* **EXERCISE PROMPT**
Every record below is to be retyped exactly.

-------------------------

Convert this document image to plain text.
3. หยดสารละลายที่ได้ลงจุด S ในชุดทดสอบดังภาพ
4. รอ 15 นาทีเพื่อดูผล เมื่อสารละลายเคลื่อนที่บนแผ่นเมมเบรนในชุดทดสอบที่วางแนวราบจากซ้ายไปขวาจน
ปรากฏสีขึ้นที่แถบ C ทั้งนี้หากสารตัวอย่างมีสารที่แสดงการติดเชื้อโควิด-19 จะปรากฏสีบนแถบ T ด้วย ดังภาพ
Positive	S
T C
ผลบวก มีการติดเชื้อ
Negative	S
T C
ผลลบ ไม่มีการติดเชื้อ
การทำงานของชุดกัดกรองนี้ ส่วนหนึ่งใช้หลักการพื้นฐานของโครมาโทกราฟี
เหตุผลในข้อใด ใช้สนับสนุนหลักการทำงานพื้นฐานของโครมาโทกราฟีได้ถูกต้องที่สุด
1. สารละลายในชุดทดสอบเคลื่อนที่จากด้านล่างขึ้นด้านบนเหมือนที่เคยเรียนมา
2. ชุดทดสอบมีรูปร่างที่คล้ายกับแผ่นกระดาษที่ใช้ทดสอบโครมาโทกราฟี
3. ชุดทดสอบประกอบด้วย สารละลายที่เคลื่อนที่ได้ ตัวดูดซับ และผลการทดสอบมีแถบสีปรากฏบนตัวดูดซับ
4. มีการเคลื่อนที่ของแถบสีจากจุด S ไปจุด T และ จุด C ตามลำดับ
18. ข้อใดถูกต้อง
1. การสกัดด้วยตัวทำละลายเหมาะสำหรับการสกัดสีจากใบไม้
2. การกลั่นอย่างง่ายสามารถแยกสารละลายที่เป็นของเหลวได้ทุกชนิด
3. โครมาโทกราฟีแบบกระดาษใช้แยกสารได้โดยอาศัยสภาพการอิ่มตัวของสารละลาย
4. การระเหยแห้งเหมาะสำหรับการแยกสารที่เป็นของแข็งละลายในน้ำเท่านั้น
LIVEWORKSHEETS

-------------------------

* **PROBLEM SOLUTION**
Convert this document image to plain text.
3. หยดสารละลายที่ได้ลงจุด S ในชุดทดสอบดังภาพ
4. รอ 15 นาทีเพื่อดูผล เมื่อสารละลายเคลื่อนที่บนแผ่นเมมเบรนในชุดทดสอบที่วางแนวราบจากซ้ายไปขวาจน
ปรากฏสีขึ้นที่แถบ C ทั้งนี้หากสารตัวอย่างมีสารที่แสดงการติดเชื้อโควิด-19 จะปรากฏสีบนแถบ T ด้วย ดังภาพ
Positive	S
T C
ผลบวก มีการติดเชื้อ
Negative	S
T C
ผลลบ ไม่มีการติดเชื้อ
การทำงานของชุดกัดกรองนี้ ส่วนหนึ่งใช้หลักการพื้นฐานของโครมาโทกราฟี
เหตุผลในข้อใด ใช้สนับสนุนหลักการทำงานพื้นฐานของโครมาโทกราฟีได้ถูกต้องที่สุด
1. สารละลายในชุดทดสอบเคลื่อนที่จากด้านล่างขึ้นด้านบนเหมือนที่เคยเรียนมา
2. ชุดทดสอบมีรูปร่างที่คล้ายกับแผ่นกระดาษที่ใช้ทดสอบโครมาโทกราฟี
3. ชุดทดสอบประกอบด้วย สารละลายที่เคลื่อนที่ได้ ตัวดูดซับ และผลการทดสอบมีแถบสีปรากฏบนตัวดูดซับ
4. มีการเคลื่อนที่ของแถบสีจากจุด S ไปจุด T และ จุด C ตามลำดับ
18. ข้อใดถูกต้อง
1. การสกัดด้วยตัวทำละลายเหมาะสำหรับการสกัดสีจากใบไม้
2. การกลั่นอย่างง่ายสามารถแยกสารละลายที่เป็นของเหลวได้ทุกชนิด
3. โครมาโทกราฟีแบบกระดาษใช้แยกสารได้โดยอาศัยสภาพการอิ่มตัวของสารละลาย
4. การระเหยแห้งเหมาะสำหรับการแยกสารที่เป็นของแข็งละลายในน้ำเท่านั้น
LIVEWORKSHEETS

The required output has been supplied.